## WHAT IS BEING ASKED:
Without altering anything, output the material below.

☆ ☆ ☆ ☆

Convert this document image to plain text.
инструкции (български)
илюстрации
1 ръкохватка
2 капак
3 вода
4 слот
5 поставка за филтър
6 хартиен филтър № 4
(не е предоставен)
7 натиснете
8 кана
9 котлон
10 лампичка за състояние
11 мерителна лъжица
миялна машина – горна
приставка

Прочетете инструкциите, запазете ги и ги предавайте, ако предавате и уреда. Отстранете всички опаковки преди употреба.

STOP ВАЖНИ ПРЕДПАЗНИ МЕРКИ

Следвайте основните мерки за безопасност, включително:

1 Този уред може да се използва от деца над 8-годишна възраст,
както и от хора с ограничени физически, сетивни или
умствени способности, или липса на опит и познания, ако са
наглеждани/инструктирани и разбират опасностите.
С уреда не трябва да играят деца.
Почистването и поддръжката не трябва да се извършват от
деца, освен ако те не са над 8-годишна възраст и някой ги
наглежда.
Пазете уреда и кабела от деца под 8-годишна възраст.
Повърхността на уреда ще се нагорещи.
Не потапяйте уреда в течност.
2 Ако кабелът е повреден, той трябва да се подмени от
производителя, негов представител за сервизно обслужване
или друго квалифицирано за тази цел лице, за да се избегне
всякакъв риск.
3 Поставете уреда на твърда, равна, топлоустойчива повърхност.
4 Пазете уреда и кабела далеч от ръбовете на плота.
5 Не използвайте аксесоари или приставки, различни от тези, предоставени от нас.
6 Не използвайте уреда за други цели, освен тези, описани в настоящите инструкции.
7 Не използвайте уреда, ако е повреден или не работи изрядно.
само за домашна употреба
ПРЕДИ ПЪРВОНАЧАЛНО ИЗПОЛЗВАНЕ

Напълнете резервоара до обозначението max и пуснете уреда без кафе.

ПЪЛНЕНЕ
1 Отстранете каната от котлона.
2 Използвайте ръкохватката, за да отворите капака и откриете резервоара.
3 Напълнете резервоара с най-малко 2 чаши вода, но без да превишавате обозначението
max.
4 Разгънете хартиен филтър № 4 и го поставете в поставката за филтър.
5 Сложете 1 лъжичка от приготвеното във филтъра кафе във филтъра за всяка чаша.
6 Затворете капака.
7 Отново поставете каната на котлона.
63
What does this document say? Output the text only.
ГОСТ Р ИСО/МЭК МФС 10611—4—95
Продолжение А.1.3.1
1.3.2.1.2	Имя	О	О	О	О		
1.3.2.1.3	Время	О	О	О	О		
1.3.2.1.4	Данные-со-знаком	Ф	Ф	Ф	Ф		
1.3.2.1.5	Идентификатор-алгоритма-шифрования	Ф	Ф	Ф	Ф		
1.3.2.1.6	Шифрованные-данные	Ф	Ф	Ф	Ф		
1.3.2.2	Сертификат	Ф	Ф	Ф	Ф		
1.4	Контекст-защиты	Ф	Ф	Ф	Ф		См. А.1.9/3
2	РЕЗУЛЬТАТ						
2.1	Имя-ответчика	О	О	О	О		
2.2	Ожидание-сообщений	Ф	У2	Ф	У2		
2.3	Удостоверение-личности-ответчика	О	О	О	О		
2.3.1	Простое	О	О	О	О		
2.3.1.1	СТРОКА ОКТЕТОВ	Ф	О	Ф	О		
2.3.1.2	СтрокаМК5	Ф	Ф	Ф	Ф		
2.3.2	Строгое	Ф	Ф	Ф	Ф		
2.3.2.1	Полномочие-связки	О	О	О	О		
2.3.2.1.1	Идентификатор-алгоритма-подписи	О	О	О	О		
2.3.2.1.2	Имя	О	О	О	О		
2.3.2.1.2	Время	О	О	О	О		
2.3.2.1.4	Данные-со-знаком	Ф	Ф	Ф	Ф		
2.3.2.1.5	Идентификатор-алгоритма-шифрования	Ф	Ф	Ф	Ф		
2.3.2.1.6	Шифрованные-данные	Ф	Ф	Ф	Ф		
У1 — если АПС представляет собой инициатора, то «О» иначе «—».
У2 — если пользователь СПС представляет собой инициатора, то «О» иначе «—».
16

☆ ☆ ☆ ☆

## WRITTEN RESPONSE:
Convert this document image to plain text.
инструкции (български)
илюстрации
1 ръкохватка
2 капак
3 вода
4 слот
5 поставка за филтър
6 хартиен филтър № 4
(не е предоставен)
7 натиснете
8 кана
9 котлон
10 лампичка за състояние
11 мерителна лъжица
миялна машина – горна
приставка

Прочетете инструкциите, запазете ги и ги предавайте, ако предавате и уреда. Отстранете всички опаковки преди употреба.

STOP ВАЖНИ ПРЕДПАЗНИ МЕРКИ

Следвайте основните мерки за безопасност, включително:

1 Този уред може да се използва от деца над 8-годишна възраст,
както и от хора с ограничени физически, сетивни или
умствени способности, или липса на опит и познания, ако са
наглеждани/инструктирани и разбират опасностите.
С уреда не трябва да играят деца.
Почистването и поддръжката не трябва да се извършват от
деца, освен ако те не са над 8-годишна възраст и някой ги
наглежда.
Пазете уреда и кабела от деца под 8-годишна възраст.
Повърхността на уреда ще се нагорещи.
Не потапяйте уреда в течност.
2 Ако кабелът е повреден, той трябва да се подмени от
производителя, негов представител за сервизно обслужване
или друго квалифицирано за тази цел лице, за да се избегне
всякакъв риск.
3 Поставете уреда на твърда, равна, топлоустойчива повърхност.
4 Пазете уреда и кабела далеч от ръбовете на плота.
5 Не използвайте аксесоари или приставки, различни от тези, предоставени от нас.
6 Не използвайте уреда за други цели, освен тези, описани в настоящите инструкции.
7 Не използвайте уреда, ако е повреден или не работи изрядно.
само за домашна употреба
ПРЕДИ ПЪРВОНАЧАЛНО ИЗПОЛЗВАНЕ

Напълнете резервоара до обозначението max и пуснете уреда без кафе.

ПЪЛНЕНЕ
1 Отстранете каната от котлона.
2 Използвайте ръкохватката, за да отворите капака и откриете резервоара.
3 Напълнете резервоара с най-малко 2 чаши вода, но без да превишавате обозначението
max.
4 Разгънете хартиен филтър № 4 и го поставете в поставката за филтър.
5 Сложете 1 лъжичка от приготвеното във филтъра кафе във филтъра за всяка чаша.
6 Затворете капака.
7 Отново поставете каната на котлона.
63
What does this document say? Output the text only.
ГОСТ Р ИСО/МЭК МФС 10611—4—95
Продолжение А.1.3.1
1.3.2.1.2	Имя	О	О	О	О		
1.3.2.1.3	Время	О	О	О	О		
1.3.2.1.4	Данные-со-знаком	Ф	Ф	Ф	Ф		
1.3.2.1.5	Идентификатор-алгоритма-шифрования	Ф	Ф	Ф	Ф		
1.3.2.1.6	Шифрованные-данные	Ф	Ф	Ф	Ф		
1.3.2.2	Сертификат	Ф	Ф	Ф	Ф		
1.4	Контекст-защиты	Ф	Ф	Ф	Ф		См. А.1.9/3
2	РЕЗУЛЬТАТ						
2.1	Имя-ответчика	О	О	О	О		
2.2	Ожидание-сообщений	Ф	У2	Ф	У2		
2.3	Удостоверение-личности-ответчика	О	О	О	О		
2.3.1	Простое	О	О	О	О		
2.3.1.1	СТРОКА ОКТЕТОВ	Ф	О	Ф	О		
2.3.1.2	СтрокаМК5	Ф	Ф	Ф	Ф		
2.3.2	Строгое	Ф	Ф	Ф	Ф		
2.3.2.1	Полномочие-связки	О	О	О	О		
2.3.2.1.1	Идентификатор-алгоритма-подписи	О	О	О	О		
2.3.2.1.2	Имя	О	О	О	О		
2.3.2.1.2	Время	О	О	О	О		
2.3.2.1.4	Данные-со-знаком	Ф	Ф	Ф	Ф		
2.3.2.1.5	Идентификатор-алгоритма-шифрования	Ф	Ф	Ф	Ф		
2.3.2.1.6	Шифрованные-данные	Ф	Ф	Ф	Ф		
У1 — если АПС представляет собой инициатора, то «О» иначе «—».
У2 — если пользователь СПС представляет собой инициатора, то «О» иначе «—».
16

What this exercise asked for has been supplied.